→ **Material for this exercise**
━━━━━━━━

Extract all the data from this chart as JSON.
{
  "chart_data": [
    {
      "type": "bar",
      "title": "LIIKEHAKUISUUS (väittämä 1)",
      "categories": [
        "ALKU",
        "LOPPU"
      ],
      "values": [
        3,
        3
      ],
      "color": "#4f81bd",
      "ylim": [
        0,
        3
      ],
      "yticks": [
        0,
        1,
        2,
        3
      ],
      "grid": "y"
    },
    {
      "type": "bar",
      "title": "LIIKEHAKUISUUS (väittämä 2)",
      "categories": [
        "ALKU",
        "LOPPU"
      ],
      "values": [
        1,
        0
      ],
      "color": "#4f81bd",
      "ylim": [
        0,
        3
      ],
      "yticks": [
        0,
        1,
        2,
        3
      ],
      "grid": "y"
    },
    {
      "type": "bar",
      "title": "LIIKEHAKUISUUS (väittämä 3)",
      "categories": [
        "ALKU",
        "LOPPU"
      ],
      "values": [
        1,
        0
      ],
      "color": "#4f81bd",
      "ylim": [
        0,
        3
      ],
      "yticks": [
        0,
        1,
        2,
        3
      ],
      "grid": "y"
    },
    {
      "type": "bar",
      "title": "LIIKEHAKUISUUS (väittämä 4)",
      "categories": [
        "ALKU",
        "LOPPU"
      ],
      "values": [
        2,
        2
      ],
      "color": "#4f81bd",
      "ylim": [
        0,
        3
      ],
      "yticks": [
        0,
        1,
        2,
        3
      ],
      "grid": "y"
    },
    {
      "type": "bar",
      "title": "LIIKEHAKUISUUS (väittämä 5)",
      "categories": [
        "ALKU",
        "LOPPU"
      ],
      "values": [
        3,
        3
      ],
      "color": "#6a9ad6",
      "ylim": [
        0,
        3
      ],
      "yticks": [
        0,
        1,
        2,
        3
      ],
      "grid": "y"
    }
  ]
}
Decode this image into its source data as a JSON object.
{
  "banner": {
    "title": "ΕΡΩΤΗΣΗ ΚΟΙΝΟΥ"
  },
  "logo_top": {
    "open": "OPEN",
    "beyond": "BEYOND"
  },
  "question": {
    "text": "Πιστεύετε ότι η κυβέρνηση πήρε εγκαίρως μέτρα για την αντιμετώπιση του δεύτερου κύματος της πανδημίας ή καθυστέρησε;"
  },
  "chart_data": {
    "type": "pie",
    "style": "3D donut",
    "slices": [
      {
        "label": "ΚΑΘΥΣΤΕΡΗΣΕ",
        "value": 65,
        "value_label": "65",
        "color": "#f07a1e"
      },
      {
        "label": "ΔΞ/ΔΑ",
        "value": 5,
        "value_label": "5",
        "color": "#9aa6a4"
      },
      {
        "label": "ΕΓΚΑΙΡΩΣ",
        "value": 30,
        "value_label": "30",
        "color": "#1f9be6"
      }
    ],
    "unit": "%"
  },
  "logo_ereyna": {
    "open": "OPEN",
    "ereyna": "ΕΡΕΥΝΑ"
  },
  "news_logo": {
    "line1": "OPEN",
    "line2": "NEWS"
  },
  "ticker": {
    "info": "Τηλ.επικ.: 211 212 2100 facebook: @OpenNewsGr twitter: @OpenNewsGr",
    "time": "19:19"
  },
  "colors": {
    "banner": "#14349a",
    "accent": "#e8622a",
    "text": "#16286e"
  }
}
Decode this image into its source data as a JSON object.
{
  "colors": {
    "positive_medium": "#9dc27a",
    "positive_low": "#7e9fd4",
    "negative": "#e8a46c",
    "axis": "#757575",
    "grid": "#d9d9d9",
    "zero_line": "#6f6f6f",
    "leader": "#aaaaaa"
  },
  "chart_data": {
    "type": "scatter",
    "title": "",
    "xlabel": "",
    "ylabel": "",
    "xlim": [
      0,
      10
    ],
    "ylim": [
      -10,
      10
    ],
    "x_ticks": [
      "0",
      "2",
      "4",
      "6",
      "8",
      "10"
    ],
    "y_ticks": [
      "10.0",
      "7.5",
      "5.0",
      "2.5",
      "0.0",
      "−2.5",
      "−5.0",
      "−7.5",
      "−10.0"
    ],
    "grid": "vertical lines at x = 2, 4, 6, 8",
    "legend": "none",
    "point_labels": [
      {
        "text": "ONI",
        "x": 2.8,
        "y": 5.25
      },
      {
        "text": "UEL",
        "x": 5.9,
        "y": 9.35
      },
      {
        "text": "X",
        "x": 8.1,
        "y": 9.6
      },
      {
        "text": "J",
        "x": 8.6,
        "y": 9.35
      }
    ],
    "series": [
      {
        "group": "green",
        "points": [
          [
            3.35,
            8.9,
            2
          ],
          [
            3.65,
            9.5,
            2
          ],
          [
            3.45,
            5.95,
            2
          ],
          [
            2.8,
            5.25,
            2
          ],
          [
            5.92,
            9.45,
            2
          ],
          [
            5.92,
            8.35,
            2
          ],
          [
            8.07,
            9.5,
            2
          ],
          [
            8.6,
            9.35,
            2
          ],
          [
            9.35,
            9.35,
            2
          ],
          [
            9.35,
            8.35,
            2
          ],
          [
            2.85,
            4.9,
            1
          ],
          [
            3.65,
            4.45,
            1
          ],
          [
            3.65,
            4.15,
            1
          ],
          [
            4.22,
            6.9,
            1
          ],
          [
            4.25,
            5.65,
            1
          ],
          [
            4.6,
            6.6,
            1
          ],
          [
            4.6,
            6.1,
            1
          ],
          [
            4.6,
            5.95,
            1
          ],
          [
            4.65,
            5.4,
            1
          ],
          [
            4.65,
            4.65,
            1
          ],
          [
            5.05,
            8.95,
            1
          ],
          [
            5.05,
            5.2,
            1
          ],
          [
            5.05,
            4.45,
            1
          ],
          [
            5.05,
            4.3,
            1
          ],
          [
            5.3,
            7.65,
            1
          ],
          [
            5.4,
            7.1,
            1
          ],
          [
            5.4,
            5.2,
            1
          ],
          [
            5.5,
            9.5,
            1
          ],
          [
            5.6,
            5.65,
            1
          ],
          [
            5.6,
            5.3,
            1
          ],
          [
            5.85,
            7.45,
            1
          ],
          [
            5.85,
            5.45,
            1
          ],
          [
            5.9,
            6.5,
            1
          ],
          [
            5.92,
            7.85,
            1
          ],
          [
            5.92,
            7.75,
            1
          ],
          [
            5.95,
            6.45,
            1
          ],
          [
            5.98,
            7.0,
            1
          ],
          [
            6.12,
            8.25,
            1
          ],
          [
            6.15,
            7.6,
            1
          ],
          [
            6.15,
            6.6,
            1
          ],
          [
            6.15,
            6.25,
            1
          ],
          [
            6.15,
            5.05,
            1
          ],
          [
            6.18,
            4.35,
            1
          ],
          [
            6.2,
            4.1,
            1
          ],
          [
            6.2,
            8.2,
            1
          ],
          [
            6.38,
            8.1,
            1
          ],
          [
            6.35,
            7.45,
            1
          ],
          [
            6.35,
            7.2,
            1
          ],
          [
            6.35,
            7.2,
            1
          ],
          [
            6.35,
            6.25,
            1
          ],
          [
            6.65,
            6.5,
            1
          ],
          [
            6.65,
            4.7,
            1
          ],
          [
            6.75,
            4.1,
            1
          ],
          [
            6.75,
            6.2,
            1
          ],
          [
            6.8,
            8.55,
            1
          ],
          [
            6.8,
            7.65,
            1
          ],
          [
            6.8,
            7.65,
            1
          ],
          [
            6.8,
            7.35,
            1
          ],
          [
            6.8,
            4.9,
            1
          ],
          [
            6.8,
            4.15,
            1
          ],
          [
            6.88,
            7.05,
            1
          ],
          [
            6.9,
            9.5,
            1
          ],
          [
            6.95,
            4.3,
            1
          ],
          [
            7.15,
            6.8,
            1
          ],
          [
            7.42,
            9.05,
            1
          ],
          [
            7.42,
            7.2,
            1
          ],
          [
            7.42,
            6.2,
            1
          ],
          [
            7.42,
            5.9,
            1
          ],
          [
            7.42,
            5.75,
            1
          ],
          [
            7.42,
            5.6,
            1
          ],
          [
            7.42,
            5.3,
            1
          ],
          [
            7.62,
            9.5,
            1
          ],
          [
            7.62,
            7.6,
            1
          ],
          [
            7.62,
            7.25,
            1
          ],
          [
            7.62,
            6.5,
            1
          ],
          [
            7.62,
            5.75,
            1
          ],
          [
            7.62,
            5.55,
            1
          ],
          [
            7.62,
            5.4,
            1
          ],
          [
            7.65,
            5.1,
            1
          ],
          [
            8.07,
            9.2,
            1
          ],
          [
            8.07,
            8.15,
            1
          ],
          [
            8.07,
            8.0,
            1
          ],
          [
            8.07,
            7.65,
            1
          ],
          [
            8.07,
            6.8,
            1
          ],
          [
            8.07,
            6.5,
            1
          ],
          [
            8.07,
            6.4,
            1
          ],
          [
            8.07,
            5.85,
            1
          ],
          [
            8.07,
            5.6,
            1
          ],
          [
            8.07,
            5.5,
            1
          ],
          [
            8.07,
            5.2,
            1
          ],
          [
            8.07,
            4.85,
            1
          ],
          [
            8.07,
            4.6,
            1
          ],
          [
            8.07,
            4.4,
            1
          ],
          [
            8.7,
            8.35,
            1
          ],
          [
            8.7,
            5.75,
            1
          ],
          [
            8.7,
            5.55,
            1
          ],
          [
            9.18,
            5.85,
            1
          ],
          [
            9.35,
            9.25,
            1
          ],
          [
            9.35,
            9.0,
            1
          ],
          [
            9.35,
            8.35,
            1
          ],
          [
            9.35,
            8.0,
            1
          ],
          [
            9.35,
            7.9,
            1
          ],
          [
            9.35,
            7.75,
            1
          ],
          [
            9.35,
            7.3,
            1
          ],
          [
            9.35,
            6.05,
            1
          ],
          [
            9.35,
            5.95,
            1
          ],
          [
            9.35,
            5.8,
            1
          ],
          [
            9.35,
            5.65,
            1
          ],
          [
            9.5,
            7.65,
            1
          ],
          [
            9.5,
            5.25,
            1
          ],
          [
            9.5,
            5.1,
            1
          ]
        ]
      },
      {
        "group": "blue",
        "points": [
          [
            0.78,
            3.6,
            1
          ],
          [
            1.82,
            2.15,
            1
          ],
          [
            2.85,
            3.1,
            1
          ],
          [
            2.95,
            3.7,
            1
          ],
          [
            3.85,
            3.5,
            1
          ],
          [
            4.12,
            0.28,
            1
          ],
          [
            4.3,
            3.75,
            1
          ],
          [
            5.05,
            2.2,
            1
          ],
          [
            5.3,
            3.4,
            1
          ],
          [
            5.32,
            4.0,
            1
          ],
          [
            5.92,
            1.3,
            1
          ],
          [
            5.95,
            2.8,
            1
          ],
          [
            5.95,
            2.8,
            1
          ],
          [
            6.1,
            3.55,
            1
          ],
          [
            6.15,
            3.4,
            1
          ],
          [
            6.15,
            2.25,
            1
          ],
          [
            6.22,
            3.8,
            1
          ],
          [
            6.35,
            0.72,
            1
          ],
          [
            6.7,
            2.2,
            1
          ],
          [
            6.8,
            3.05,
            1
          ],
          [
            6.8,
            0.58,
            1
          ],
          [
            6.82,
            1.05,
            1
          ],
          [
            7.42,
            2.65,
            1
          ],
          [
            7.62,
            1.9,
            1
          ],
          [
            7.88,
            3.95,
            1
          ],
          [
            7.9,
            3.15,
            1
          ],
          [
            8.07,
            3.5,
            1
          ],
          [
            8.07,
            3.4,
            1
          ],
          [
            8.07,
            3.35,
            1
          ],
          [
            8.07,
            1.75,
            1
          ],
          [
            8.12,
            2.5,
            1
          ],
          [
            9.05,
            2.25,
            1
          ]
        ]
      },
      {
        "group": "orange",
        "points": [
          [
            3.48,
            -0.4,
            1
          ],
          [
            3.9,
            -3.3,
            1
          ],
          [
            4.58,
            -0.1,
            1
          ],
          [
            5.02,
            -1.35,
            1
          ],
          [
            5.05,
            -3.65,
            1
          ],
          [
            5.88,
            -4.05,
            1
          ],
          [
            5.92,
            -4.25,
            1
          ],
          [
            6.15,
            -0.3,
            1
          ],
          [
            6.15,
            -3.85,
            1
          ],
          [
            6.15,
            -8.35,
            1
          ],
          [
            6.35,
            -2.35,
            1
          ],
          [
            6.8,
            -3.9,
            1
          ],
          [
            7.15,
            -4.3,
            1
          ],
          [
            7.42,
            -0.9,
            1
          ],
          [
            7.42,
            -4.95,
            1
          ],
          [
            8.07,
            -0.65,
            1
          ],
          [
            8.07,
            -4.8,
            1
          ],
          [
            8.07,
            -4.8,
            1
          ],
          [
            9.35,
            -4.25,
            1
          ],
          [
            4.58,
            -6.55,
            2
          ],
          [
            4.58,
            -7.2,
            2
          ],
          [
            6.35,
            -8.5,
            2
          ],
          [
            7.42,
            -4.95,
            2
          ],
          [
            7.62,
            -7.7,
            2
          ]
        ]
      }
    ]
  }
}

━━━━━━━━

→ **Task directions**
State how many lines of the data include the word "text", with nothing else.

→ **Solution**
6